* START Text segment *
Carbon Taxes Can Do the Job

By Jonathan Marshall
April 2019

Summary: Taxes on fossil fuels will not achieve miracles if they are capped too low or restricted to a few industries. However, the well-studied experiences of the U.K., British Columbia, and Sweden prove that carbon taxes worldwide not only can, but do, have powerful impacts on greenhouse gas emissions when set reasonably high and given broad coverage. With its steadily rising fee levels and application to virtually the entire economy, the Energy Innovation and Carbon Dividend Act should slash U.S. greenhouse gas emissions even more dramatically than these examples, justifying political action to make it a centerpiece of national climate policy.
* END Text segment *
* START Provided records *
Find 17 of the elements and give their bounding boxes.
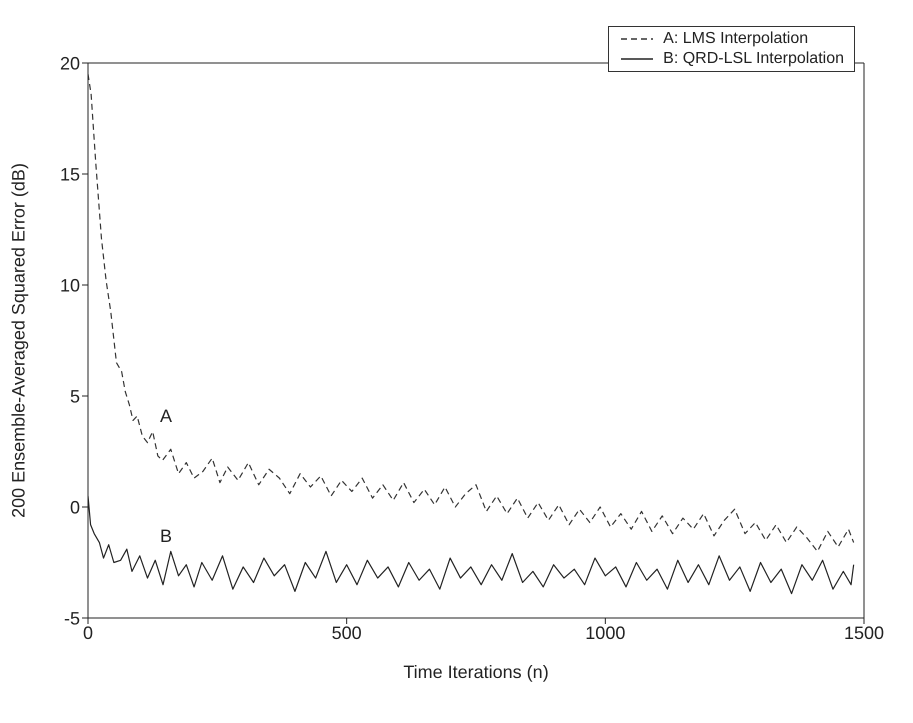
y-tick-label: 10 [60,275,80,296]
y-tick-label: 5 [70,386,80,406]
x-tick-label: 500 [332,622,362,643]
annotation: A [160,406,172,426]
x-axis-title: Time Iterations (n) [403,662,549,682]
y-tick-label: 0 [70,497,80,518]
line-series [88,74,854,552]
x-tick-label: 1000 [585,622,626,643]
legend-label: A: LMS Interpolation [663,29,808,49]
y-axis-title: 200 Ensemble-Averaged Squared Error (dB) [8,163,28,518]
annotation: B [160,526,172,546]
x-tick-label: 0 [82,622,94,643]
legend-label: B: QRD-LSL Interpolation [663,49,844,69]
y-tick-label: 20 [60,53,80,74]
x-tick-label: 1500 [844,622,884,643]
y-tick-label: 15 [60,164,80,184]
y-tick-label: -5 [64,608,80,628]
* END Provided records *
__Goal__
Reproduce verbatim the stretch of the carbon tax summary from "Carbon Taxes Can" through "national climate policy.".

__Exercise result__
Carbon Taxes Can Do the Job

By Jonathan Marshall
April 2019

Summary: Taxes on fossil fuels will not achieve miracles if they are capped too low or restricted to a few industries. However, the well-studied experiences of the U.K., British Columbia, and Sweden prove that carbon taxes worldwide not only can, but do, have powerful impacts on greenhouse gas emissions when set reasonably high and given broad coverage. With its steadily rising fee levels and application to virtually the entire economy, the Energy Innovation and Carbon Dividend Act should slash U.S. greenhouse gas emissions even more dramatically than these examples, justifying political action to make it a centerpiece of national climate policy.